Filter the data below for the string "content" and copy each matching line.

Figure record extracts:
▽

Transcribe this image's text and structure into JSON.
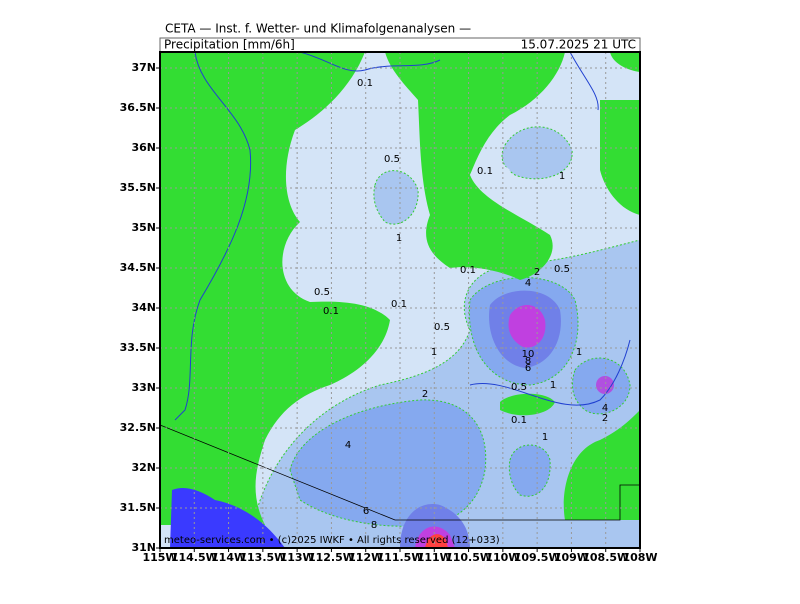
{
  "header": {
    "title": "CETA — Inst. f. Wetter- und Klimafolgenanalysen —",
    "variable": "Precipitation [mm/6h]",
    "valid_time": "15.07.2025 21 UTC"
  },
  "map": {
    "lonlim": [
      -115,
      -108
    ],
    "latlim": [
      31,
      37.2
    ],
    "lon_ticks": [
      {
        "value": -115,
        "label": "115W"
      },
      {
        "value": -114.5,
        "label": "114.5W"
      },
      {
        "value": -114,
        "label": "114W"
      },
      {
        "value": -113.5,
        "label": "113.5W"
      },
      {
        "value": -113,
        "label": "113W"
      },
      {
        "value": -112.5,
        "label": "112.5W"
      },
      {
        "value": -112,
        "label": "112W"
      },
      {
        "value": -111.5,
        "label": "111.5W"
      },
      {
        "value": -111,
        "label": "111W"
      },
      {
        "value": -110.5,
        "label": "110.5W"
      },
      {
        "value": -110,
        "label": "110W"
      },
      {
        "value": -109.5,
        "label": "109.5W"
      },
      {
        "value": -109,
        "label": "109W"
      },
      {
        "value": -108.5,
        "label": "108.5W"
      },
      {
        "value": -108,
        "label": "108W"
      }
    ],
    "lat_ticks": [
      {
        "value": 31,
        "label": "31N"
      },
      {
        "value": 31.5,
        "label": "31.5N"
      },
      {
        "value": 32,
        "label": "32N"
      },
      {
        "value": 32.5,
        "label": "32.5N"
      },
      {
        "value": 33,
        "label": "33N"
      },
      {
        "value": 33.5,
        "label": "33.5N"
      },
      {
        "value": 34,
        "label": "34N"
      },
      {
        "value": 34.5,
        "label": "34.5N"
      },
      {
        "value": 35,
        "label": "35N"
      },
      {
        "value": 35.5,
        "label": "35.5N"
      },
      {
        "value": 36,
        "label": "36N"
      },
      {
        "value": 36.5,
        "label": "36.5N"
      },
      {
        "value": 37,
        "label": "37N"
      }
    ],
    "contour_labels": [
      "0.1",
      "0.5",
      "0.1",
      "1",
      "1",
      "0.1",
      "2",
      "0.5",
      "4",
      "0.5",
      "0.1",
      "0.1",
      "0.5",
      "1",
      "10",
      "8",
      "6",
      "1",
      "0.5",
      "1",
      "2",
      "4",
      "2",
      "0.1",
      "1",
      "4",
      "6",
      "8"
    ],
    "footer": "meteo-services.com • (c)2025 IWKF • All rights reserved (12+033)"
  }
}
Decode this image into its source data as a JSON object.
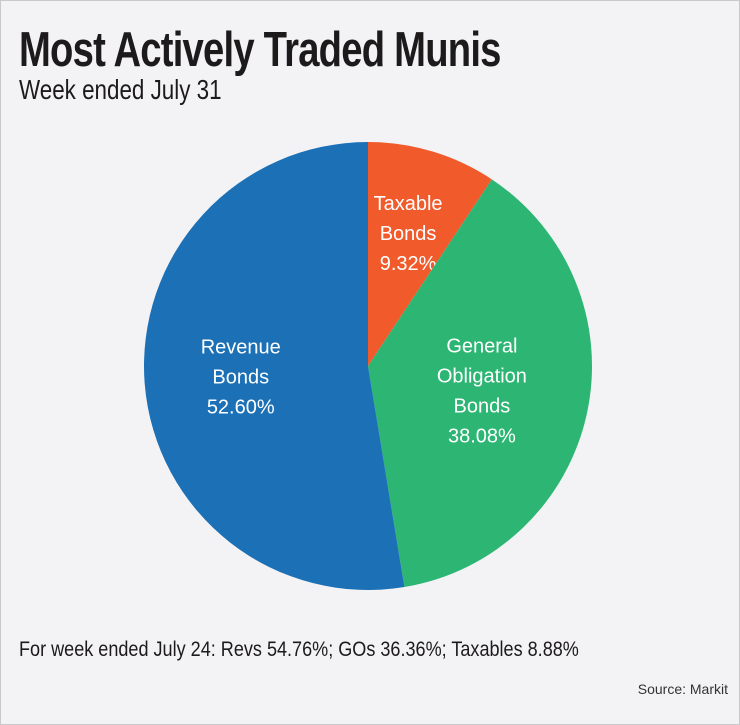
{
  "chart_data": {
    "type": "pie",
    "title": "Most Actively Traded Munis",
    "subtitle": "Week ended July 31",
    "slices": [
      {
        "label_lines": [
          "Taxable",
          "Bonds"
        ],
        "value": 9.32,
        "value_label": "9.32%",
        "color": "#f15a2b"
      },
      {
        "label_lines": [
          "General",
          "Obligation",
          "Bonds"
        ],
        "value": 38.08,
        "value_label": "38.08%",
        "color": "#2db673"
      },
      {
        "label_lines": [
          "Revenue",
          "Bonds"
        ],
        "value": 52.6,
        "value_label": "52.60%",
        "color": "#1b70b6"
      }
    ],
    "start": "top",
    "direction": "clockwise",
    "note": "For week ended July 24: Revs 54.76%; GOs 36.36%; Taxables 8.88%",
    "source": "Source: Markit"
  }
}
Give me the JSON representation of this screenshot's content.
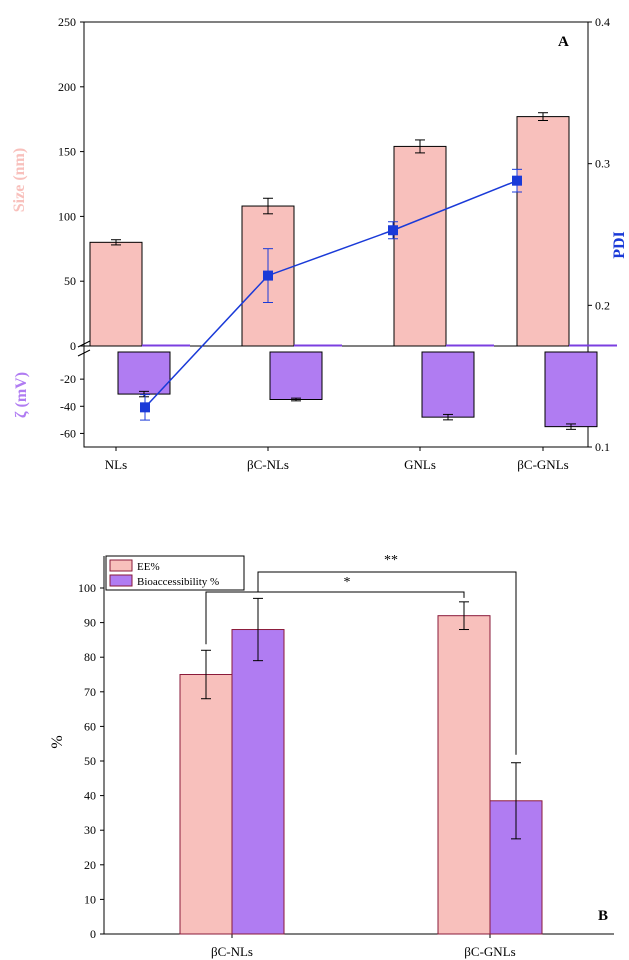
{
  "chart_data": [
    {
      "panel": "A",
      "type": "bar",
      "categories": [
        "NLs",
        "βC-NLs",
        "GNLs",
        "βC-GNLs"
      ],
      "size": {
        "ylabel": "Size (nm)",
        "ylim": [
          0,
          250
        ],
        "ticks": [
          0,
          50,
          100,
          150,
          200,
          250
        ],
        "values": [
          80,
          108,
          154,
          177
        ],
        "errors": [
          2,
          6,
          5,
          3
        ],
        "color": "#f8c0bc"
      },
      "zeta": {
        "ylabel": "ζ (mV)",
        "ylim": [
          -70,
          0
        ],
        "ticks": [
          -20,
          -40,
          -60
        ],
        "values": [
          -31,
          -35,
          -48,
          -55
        ],
        "errors": [
          2,
          1,
          2,
          2
        ],
        "color": "#b07cf2"
      },
      "pdi": {
        "ylabel": "PDI",
        "ylim": [
          0.1,
          0.4
        ],
        "ticks": [
          0.1,
          0.2,
          0.3,
          0.4
        ],
        "values": [
          0.128,
          0.221,
          0.253,
          0.288
        ],
        "errors": [
          0.009,
          0.019,
          0.006,
          0.008
        ],
        "color": "#1a3ad8"
      }
    },
    {
      "panel": "B",
      "type": "bar",
      "categories": [
        "βC-NLs",
        "βC-GNLs"
      ],
      "ylabel": "%",
      "ylim": [
        0,
        100
      ],
      "ticks": [
        0,
        10,
        20,
        30,
        40,
        50,
        60,
        70,
        80,
        90,
        100
      ],
      "series": [
        {
          "name": "EE%",
          "values": [
            75,
            92
          ],
          "errors": [
            7,
            4
          ],
          "color": "#f8c0bc"
        },
        {
          "name": "Bioaccessibility %",
          "values": [
            88,
            38.5
          ],
          "errors": [
            9,
            11
          ],
          "color": "#b07cf2"
        }
      ],
      "annotations": [
        "*",
        "**"
      ],
      "legend": "top-left"
    }
  ]
}
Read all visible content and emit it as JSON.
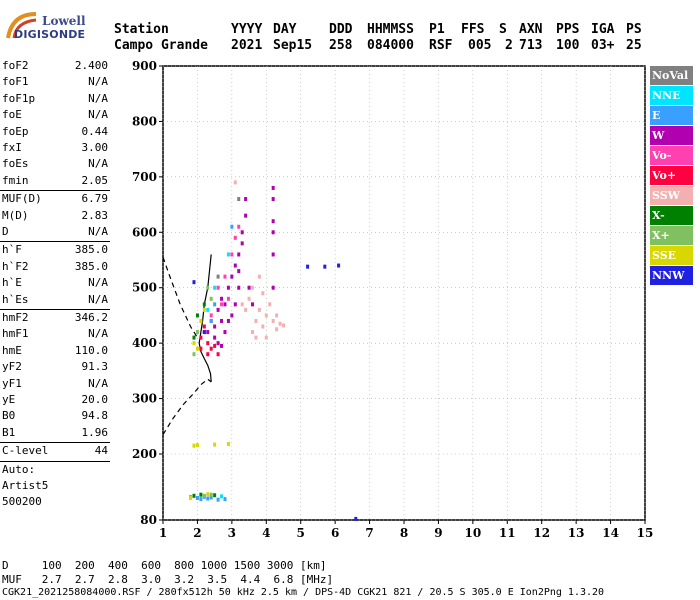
{
  "logo": {
    "line1": "Lowell",
    "line2": "DIGISONDE"
  },
  "header": {
    "labels": [
      "Station",
      "YYYY",
      "DAY",
      "DDD",
      "HHMMSS",
      "P1",
      "FFS",
      "S",
      "AXN",
      "PPS",
      "IGA",
      "PS"
    ],
    "values": [
      "Campo Grande",
      "2021",
      "Sep15",
      "258",
      "084000",
      "RSF",
      "005",
      "2",
      "713",
      "100",
      "03+",
      "25"
    ]
  },
  "params": [
    {
      "label": "foF2",
      "value": "2.400"
    },
    {
      "label": "foF1",
      "value": "N/A"
    },
    {
      "label": "foF1p",
      "value": "N/A"
    },
    {
      "label": "foE",
      "value": "N/A"
    },
    {
      "label": "foEp",
      "value": "0.44"
    },
    {
      "label": "fxI",
      "value": "3.00"
    },
    {
      "label": "foEs",
      "value": "N/A"
    },
    {
      "label": "fmin",
      "value": "2.05"
    },
    {
      "label": "MUF(D)",
      "value": "6.79",
      "sep": true
    },
    {
      "label": "M(D)",
      "value": "2.83"
    },
    {
      "label": "D",
      "value": "N/A"
    },
    {
      "label": "h`F",
      "value": "385.0",
      "sep": true
    },
    {
      "label": "h`F2",
      "value": "385.0"
    },
    {
      "label": "h`E",
      "value": "N/A"
    },
    {
      "label": "h`Es",
      "value": "N/A"
    },
    {
      "label": "hmF2",
      "value": "346.2",
      "sep": true
    },
    {
      "label": "hmF1",
      "value": "N/A"
    },
    {
      "label": "hmE",
      "value": "110.0"
    },
    {
      "label": "yF2",
      "value": "91.3"
    },
    {
      "label": "yF1",
      "value": "N/A"
    },
    {
      "label": "yE",
      "value": "20.0"
    },
    {
      "label": "B0",
      "value": "94.8"
    },
    {
      "label": "B1",
      "value": "1.96"
    },
    {
      "label": "C-level",
      "value": "44",
      "sep": true
    },
    {
      "label": "Auto:",
      "value": "",
      "sep": true
    },
    {
      "label": "Artist5",
      "value": ""
    },
    {
      "label": "500200",
      "value": ""
    }
  ],
  "legend": [
    {
      "label": "NoVal",
      "color": "#808080"
    },
    {
      "label": "NNE",
      "color": "#00e5ff"
    },
    {
      "label": "E",
      "color": "#3aa0ff"
    },
    {
      "label": "W",
      "color": "#b000b0"
    },
    {
      "label": "Vo-",
      "color": "#ff40b0"
    },
    {
      "label": "Vo+",
      "color": "#ff0040"
    },
    {
      "label": "SSW",
      "color": "#f4b0b0"
    },
    {
      "label": "X-",
      "color": "#008000"
    },
    {
      "label": "X+",
      "color": "#80c060"
    },
    {
      "label": "SSE",
      "color": "#d8d800"
    },
    {
      "label": "NNW",
      "color": "#2020e0"
    }
  ],
  "footer": {
    "line1": "D     100  200  400  600  800 1000 1500 3000 [km]",
    "line2": "MUF   2.7  2.7  2.8  3.0  3.2  3.5  4.4  6.8 [MHz]",
    "line3": "CGK21_2021258084000.RSF / 280fx512h 50 kHz 2.5 km / DPS-4D CGK21 821 / 20.5 S 305.0 E Ion2Png 1.3.20"
  },
  "chart_data": {
    "type": "scatter",
    "title": "",
    "xlabel": "",
    "ylabel": "",
    "xlim": [
      1,
      15
    ],
    "ylim": [
      80,
      900
    ],
    "xticks": [
      1,
      2,
      3,
      4,
      5,
      6,
      7,
      8,
      9,
      10,
      11,
      12,
      13,
      14,
      15
    ],
    "yticks": [
      80,
      200,
      300,
      400,
      500,
      600,
      700,
      800,
      900
    ],
    "grid": true,
    "legend_position": "right",
    "series": [
      {
        "name": "SSW",
        "color": "#f4b0b0",
        "points": [
          [
            3.6,
            420
          ],
          [
            3.7,
            440
          ],
          [
            3.8,
            460
          ],
          [
            3.9,
            430
          ],
          [
            4.0,
            450
          ],
          [
            4.1,
            470
          ],
          [
            4.2,
            440
          ],
          [
            4.3,
            425
          ],
          [
            4.4,
            435
          ],
          [
            3.5,
            480
          ],
          [
            3.6,
            500
          ],
          [
            3.9,
            490
          ],
          [
            4.0,
            410
          ],
          [
            4.3,
            450
          ],
          [
            3.4,
            460
          ],
          [
            3.7,
            410
          ],
          [
            4.5,
            432
          ],
          [
            3.1,
            690
          ],
          [
            3.3,
            470
          ],
          [
            3.8,
            520
          ]
        ]
      },
      {
        "name": "W",
        "color": "#b000b0",
        "points": [
          [
            2.3,
            420
          ],
          [
            2.4,
            440
          ],
          [
            2.5,
            430
          ],
          [
            2.6,
            460
          ],
          [
            2.7,
            480
          ],
          [
            2.8,
            470
          ],
          [
            2.9,
            500
          ],
          [
            3.0,
            520
          ],
          [
            3.1,
            540
          ],
          [
            3.2,
            560
          ],
          [
            3.3,
            600
          ],
          [
            3.4,
            630
          ],
          [
            3.4,
            660
          ],
          [
            3.3,
            580
          ],
          [
            3.2,
            500
          ],
          [
            3.0,
            450
          ],
          [
            2.8,
            420
          ],
          [
            2.6,
            400
          ],
          [
            3.1,
            470
          ],
          [
            2.9,
            440
          ],
          [
            3.2,
            530
          ],
          [
            2.7,
            440
          ],
          [
            4.2,
            680
          ],
          [
            4.2,
            660
          ],
          [
            4.2,
            620
          ],
          [
            4.2,
            600
          ],
          [
            4.2,
            560
          ],
          [
            4.2,
            500
          ],
          [
            3.5,
            500
          ],
          [
            3.6,
            470
          ],
          [
            2.5,
            410
          ],
          [
            2.7,
            395
          ]
        ]
      },
      {
        "name": "Vo+",
        "color": "#ff0040",
        "points": [
          [
            2.1,
            410
          ],
          [
            2.2,
            420
          ],
          [
            2.3,
            400
          ],
          [
            2.4,
            390
          ],
          [
            2.2,
            430
          ],
          [
            2.3,
            380
          ],
          [
            2.5,
            395
          ],
          [
            2.1,
            390
          ],
          [
            2.6,
            380
          ]
        ]
      },
      {
        "name": "Vo-",
        "color": "#ff40b0",
        "points": [
          [
            2.4,
            450
          ],
          [
            2.6,
            500
          ],
          [
            2.8,
            520
          ],
          [
            3.0,
            560
          ],
          [
            3.2,
            610
          ],
          [
            2.9,
            480
          ],
          [
            3.1,
            590
          ],
          [
            2.7,
            470
          ]
        ]
      },
      {
        "name": "E",
        "color": "#3aa0ff",
        "points": [
          [
            2.0,
            120
          ],
          [
            2.1,
            118
          ],
          [
            2.2,
            122
          ],
          [
            2.3,
            119
          ],
          [
            2.4,
            121
          ],
          [
            2.6,
            117
          ],
          [
            2.8,
            118
          ],
          [
            2.4,
            440
          ],
          [
            2.5,
            470
          ],
          [
            3.0,
            610
          ]
        ]
      },
      {
        "name": "NNE",
        "color": "#00e5ff",
        "points": [
          [
            2.5,
            500
          ],
          [
            2.9,
            560
          ],
          [
            2.3,
            460
          ],
          [
            2.7,
            123
          ]
        ]
      },
      {
        "name": "X-",
        "color": "#008000",
        "points": [
          [
            2.0,
            450
          ],
          [
            2.2,
            470
          ],
          [
            1.9,
            410
          ],
          [
            1.9,
            124
          ],
          [
            2.1,
            126
          ],
          [
            2.5,
            125
          ]
        ]
      },
      {
        "name": "X+",
        "color": "#80c060",
        "points": [
          [
            1.9,
            380
          ],
          [
            2.0,
            420
          ],
          [
            2.3,
            500
          ],
          [
            2.4,
            480
          ],
          [
            1.8,
            122
          ],
          [
            2.2,
            124
          ],
          [
            2.4,
            126
          ]
        ]
      },
      {
        "name": "SSE",
        "color": "#d8d800",
        "points": [
          [
            1.9,
            400
          ],
          [
            2.0,
            390
          ],
          [
            2.1,
            440
          ],
          [
            2.2,
            460
          ],
          [
            1.8,
            120
          ],
          [
            2.3,
            127
          ],
          [
            1.9,
            215
          ],
          [
            2.5,
            217
          ],
          [
            2.9,
            218
          ],
          [
            2.0,
            216
          ]
        ]
      },
      {
        "name": "NNW",
        "color": "#2020e0",
        "points": [
          [
            1.9,
            510
          ],
          [
            5.2,
            538
          ],
          [
            5.7,
            538
          ],
          [
            6.1,
            540
          ],
          [
            6.6,
            82
          ],
          [
            2.2,
            420
          ]
        ]
      },
      {
        "name": "NoVal",
        "color": "#808080",
        "points": [
          [
            3.2,
            660
          ],
          [
            2.6,
            520
          ]
        ]
      }
    ],
    "profile": {
      "solid": [
        [
          2.4,
          330
        ],
        [
          2.38,
          345
        ],
        [
          2.3,
          360
        ],
        [
          2.2,
          372
        ],
        [
          2.1,
          385
        ],
        [
          2.05,
          400
        ],
        [
          2.1,
          420
        ],
        [
          2.15,
          440
        ],
        [
          2.2,
          470
        ],
        [
          2.3,
          500
        ],
        [
          2.35,
          530
        ],
        [
          2.4,
          560
        ]
      ],
      "dashed": [
        [
          1.0,
          555
        ],
        [
          1.2,
          520
        ],
        [
          1.5,
          470
        ],
        [
          1.8,
          430
        ],
        [
          2.0,
          410
        ]
      ],
      "dashed2": [
        [
          1.0,
          235
        ],
        [
          1.3,
          265
        ],
        [
          1.6,
          290
        ],
        [
          1.9,
          310
        ],
        [
          2.1,
          325
        ],
        [
          2.3,
          335
        ],
        [
          2.4,
          330
        ]
      ]
    }
  }
}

△

# Problem solution
Give me the JSON representation of this screenshot's content.
Read all visible content and emit it as JSON.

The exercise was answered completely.